**Goal of the exercise**: Quote every line as written. Omit pictures.

***** Data records *****

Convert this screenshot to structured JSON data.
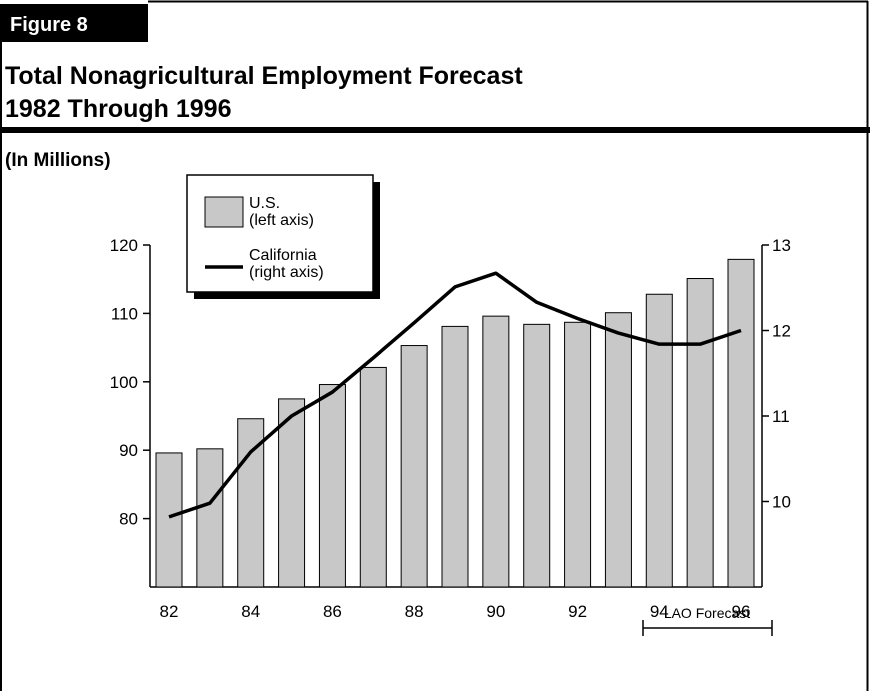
{
  "chart_data": {
    "type": "bar-line",
    "figure_label": "Figure 8",
    "title": [
      "Total Nonagricultural Employment Forecast",
      "1982 Through 1996"
    ],
    "subtitle": "(In Millions)",
    "categories": [
      "82",
      null,
      "84",
      null,
      "86",
      null,
      "88",
      null,
      "90",
      null,
      "92",
      null,
      "94",
      null,
      "96"
    ],
    "series": [
      {
        "name": "U.S.",
        "legend_note": "(left axis)",
        "type": "bar",
        "color": "#c8c8c8",
        "values": [
          89.6,
          90.2,
          94.6,
          97.5,
          99.6,
          102.1,
          105.3,
          108.1,
          109.6,
          108.4,
          108.7,
          110.1,
          112.8,
          115.1,
          117.9
        ]
      },
      {
        "name": "California",
        "legend_note": "(right axis)",
        "type": "line",
        "color": "#000000",
        "axis": "y2",
        "values": [
          9.82,
          9.98,
          10.58,
          11.0,
          11.28,
          11.68,
          12.09,
          12.51,
          12.67,
          12.33,
          12.14,
          11.97,
          11.84,
          11.84,
          12.0
        ]
      }
    ],
    "ylim": [
      70,
      120
    ],
    "yticks": [
      80,
      90,
      100,
      110,
      120
    ],
    "y2lim": [
      9,
      13
    ],
    "y2ticks": [
      10,
      11,
      12,
      13
    ],
    "annotation": "LAO Forecast",
    "grid": false
  }
}
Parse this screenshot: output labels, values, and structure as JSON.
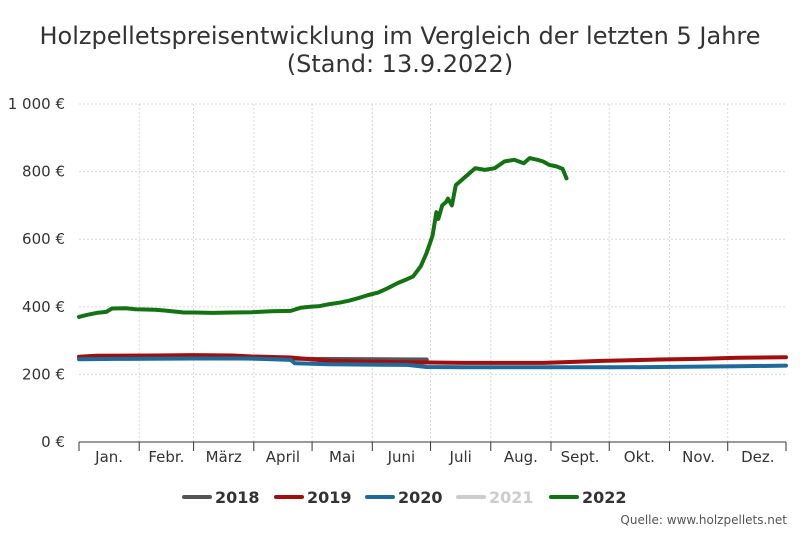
{
  "title_line1": "Holzpelletspreisentwicklung im Vergleich der letzten 5 Jahre",
  "title_line2": "(Stand: 13.9.2022)",
  "source": "Quelle: www.holzpellets.net",
  "chart_data": {
    "type": "line",
    "title": "Holzpelletspreisentwicklung im Vergleich der letzten 5 Jahre (Stand: 13.9.2022)",
    "xlabel": "",
    "ylabel": "",
    "x_type": "day_of_year",
    "xlim": [
      1,
      365
    ],
    "ylim": [
      0,
      1000
    ],
    "yticks": [
      0,
      200,
      400,
      600,
      800,
      1000
    ],
    "ytick_labels": [
      "0 €",
      "200 €",
      "400 €",
      "600 €",
      "800 €",
      "1 000 €"
    ],
    "months": [
      "Jan.",
      "Febr.",
      "März",
      "April",
      "Mai",
      "Juni",
      "Juli",
      "Aug.",
      "Sept.",
      "Okt.",
      "Nov.",
      "Dez."
    ],
    "month_starts": [
      1,
      32,
      60,
      91,
      121,
      152,
      182,
      213,
      244,
      274,
      305,
      335
    ],
    "grid": true,
    "legend_position": "bottom",
    "series": [
      {
        "name": "2018",
        "color": "#555555",
        "hidden": false,
        "x": [
          1,
          60,
          120,
          180
        ],
        "y": [
          248,
          248,
          246,
          244
        ]
      },
      {
        "name": "2019",
        "color": "#a00e0e",
        "hidden": false,
        "x": [
          1,
          10,
          40,
          60,
          80,
          90,
          110,
          120,
          130,
          150,
          170,
          200,
          220,
          240,
          250,
          270,
          300,
          320,
          340,
          365
        ],
        "y": [
          252,
          255,
          256,
          257,
          256,
          253,
          250,
          245,
          240,
          238,
          236,
          234,
          234,
          234,
          236,
          240,
          244,
          246,
          249,
          251
        ]
      },
      {
        "name": "2020",
        "color": "#1e6a9a",
        "hidden": false,
        "x": [
          1,
          20,
          60,
          90,
          110,
          112,
          130,
          150,
          170,
          180,
          200,
          240,
          260,
          280,
          300,
          320,
          340,
          365
        ],
        "y": [
          245,
          246,
          247,
          247,
          243,
          233,
          230,
          229,
          228,
          222,
          221,
          221,
          221,
          221,
          222,
          223,
          224,
          226
        ]
      },
      {
        "name": "2021",
        "color": "#cccccc",
        "hidden": true,
        "x": [],
        "y": []
      },
      {
        "name": "2022",
        "color": "#137313",
        "hidden": false,
        "x": [
          1,
          5,
          10,
          15,
          18,
          25,
          30,
          40,
          45,
          50,
          55,
          60,
          70,
          80,
          90,
          100,
          110,
          115,
          120,
          125,
          130,
          135,
          140,
          145,
          150,
          155,
          160,
          165,
          170,
          173,
          177,
          180,
          183,
          185,
          186,
          188,
          190,
          191,
          193,
          195,
          197,
          200,
          203,
          205,
          210,
          215,
          220,
          225,
          230,
          233,
          237,
          240,
          243,
          247,
          250,
          252
        ],
        "y": [
          370,
          376,
          382,
          385,
          395,
          396,
          393,
          391,
          389,
          386,
          383,
          383,
          382,
          383,
          384,
          387,
          388,
          397,
          400,
          402,
          408,
          412,
          418,
          426,
          435,
          442,
          455,
          470,
          482,
          490,
          520,
          560,
          610,
          680,
          660,
          700,
          710,
          720,
          700,
          760,
          770,
          785,
          800,
          810,
          805,
          810,
          830,
          835,
          825,
          840,
          835,
          830,
          820,
          815,
          808,
          780
        ]
      }
    ]
  }
}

*****

**Finished task**:
Convert this screenshot to structured JSON data.
{
  "chart_data": {
    "type": "bar-line",
    "figure_label": "Figure 8",
    "title": [
      "Total Nonagricultural Employment Forecast",
      "1982 Through 1996"
    ],
    "subtitle": "(In Millions)",
    "categories": [
      "82",
      null,
      "84",
      null,
      "86",
      null,
      "88",
      null,
      "90",
      null,
      "92",
      null,
      "94",
      null,
      "96"
    ],
    "series": [
      {
        "name": "U.S.",
        "legend_note": "(left axis)",
        "type": "bar",
        "color": "#c8c8c8",
        "values": [
          89.6,
          90.2,
          94.6,
          97.5,
          99.6,
          102.1,
          105.3,
          108.1,
          109.6,
          108.4,
          108.7,
          110.1,
          112.8,
          115.1,
          117.9
        ]
      },
      {
        "name": "California",
        "legend_note": "(right axis)",
        "type": "line",
        "color": "#000000",
        "axis": "y2",
        "values": [
          9.82,
          9.98,
          10.58,
          11.0,
          11.28,
          11.68,
          12.09,
          12.51,
          12.67,
          12.33,
          12.14,
          11.97,
          11.84,
          11.84,
          12.0
        ]
      }
    ],
    "ylim": [
      70,
      120
    ],
    "yticks": [
      80,
      90,
      100,
      110,
      120
    ],
    "y2lim": [
      9,
      13
    ],
    "y2ticks": [
      10,
      11,
      12,
      13
    ],
    "annotation": "LAO Forecast",
    "grid": false
  }
}
Parse this screenshot: output labels, values, and structure as JSON.
{
  "title_line1": "Holzpelletspreisentwicklung im Vergleich der letzten 5 Jahre",
  "title_line2": "(Stand: 13.9.2022)",
  "source": "Quelle: www.holzpellets.net",
  "chart_data": {
    "type": "line",
    "title": "Holzpelletspreisentwicklung im Vergleich der letzten 5 Jahre (Stand: 13.9.2022)",
    "xlabel": "",
    "ylabel": "",
    "x_type": "day_of_year",
    "xlim": [
      1,
      365
    ],
    "ylim": [
      0,
      1000
    ],
    "yticks": [
      0,
      200,
      400,
      600,
      800,
      1000
    ],
    "ytick_labels": [
      "0 €",
      "200 €",
      "400 €",
      "600 €",
      "800 €",
      "1 000 €"
    ],
    "months": [
      "Jan.",
      "Febr.",
      "März",
      "April",
      "Mai",
      "Juni",
      "Juli",
      "Aug.",
      "Sept.",
      "Okt.",
      "Nov.",
      "Dez."
    ],
    "month_starts": [
      1,
      32,
      60,
      91,
      121,
      152,
      182,
      213,
      244,
      274,
      305,
      335
    ],
    "grid": true,
    "legend_position": "bottom",
    "series": [
      {
        "name": "2018",
        "color": "#555555",
        "hidden": false,
        "x": [
          1,
          60,
          120,
          180
        ],
        "y": [
          248,
          248,
          246,
          244
        ]
      },
      {
        "name": "2019",
        "color": "#a00e0e",
        "hidden": false,
        "x": [
          1,
          10,
          40,
          60,
          80,
          90,
          110,
          120,
          130,
          150,
          170,
          200,
          220,
          240,
          250,
          270,
          300,
          320,
          340,
          365
        ],
        "y": [
          252,
          255,
          256,
          257,
          256,
          253,
          250,
          245,
          240,
          238,
          236,
          234,
          234,
          234,
          236,
          240,
          244,
          246,
          249,
          251
        ]
      },
      {
        "name": "2020",
        "color": "#1e6a9a",
        "hidden": false,
        "x": [
          1,
          20,
          60,
          90,
          110,
          112,
          130,
          150,
          170,
          180,
          200,
          240,
          260,
          280,
          300,
          320,
          340,
          365
        ],
        "y": [
          245,
          246,
          247,
          247,
          243,
          233,
          230,
          229,
          228,
          222,
          221,
          221,
          221,
          221,
          222,
          223,
          224,
          226
        ]
      },
      {
        "name": "2021",
        "color": "#cccccc",
        "hidden": true,
        "x": [],
        "y": []
      },
      {
        "name": "2022",
        "color": "#137313",
        "hidden": false,
        "x": [
          1,
          5,
          10,
          15,
          18,
          25,
          30,
          40,
          45,
          50,
          55,
          60,
          70,
          80,
          90,
          100,
          110,
          115,
          120,
          125,
          130,
          135,
          140,
          145,
          150,
          155,
          160,
          165,
          170,
          173,
          177,
          180,
          183,
          185,
          186,
          188,
          190,
          191,
          193,
          195,
          197,
          200,
          203,
          205,
          210,
          215,
          220,
          225,
          230,
          233,
          237,
          240,
          243,
          247,
          250,
          252
        ],
        "y": [
          370,
          376,
          382,
          385,
          395,
          396,
          393,
          391,
          389,
          386,
          383,
          383,
          382,
          383,
          384,
          387,
          388,
          397,
          400,
          402,
          408,
          412,
          418,
          426,
          435,
          442,
          455,
          470,
          482,
          490,
          520,
          560,
          610,
          680,
          660,
          700,
          710,
          720,
          700,
          760,
          770,
          785,
          800,
          810,
          805,
          810,
          830,
          835,
          825,
          840,
          835,
          830,
          820,
          815,
          808,
          780
        ]
      }
    ]
  }
}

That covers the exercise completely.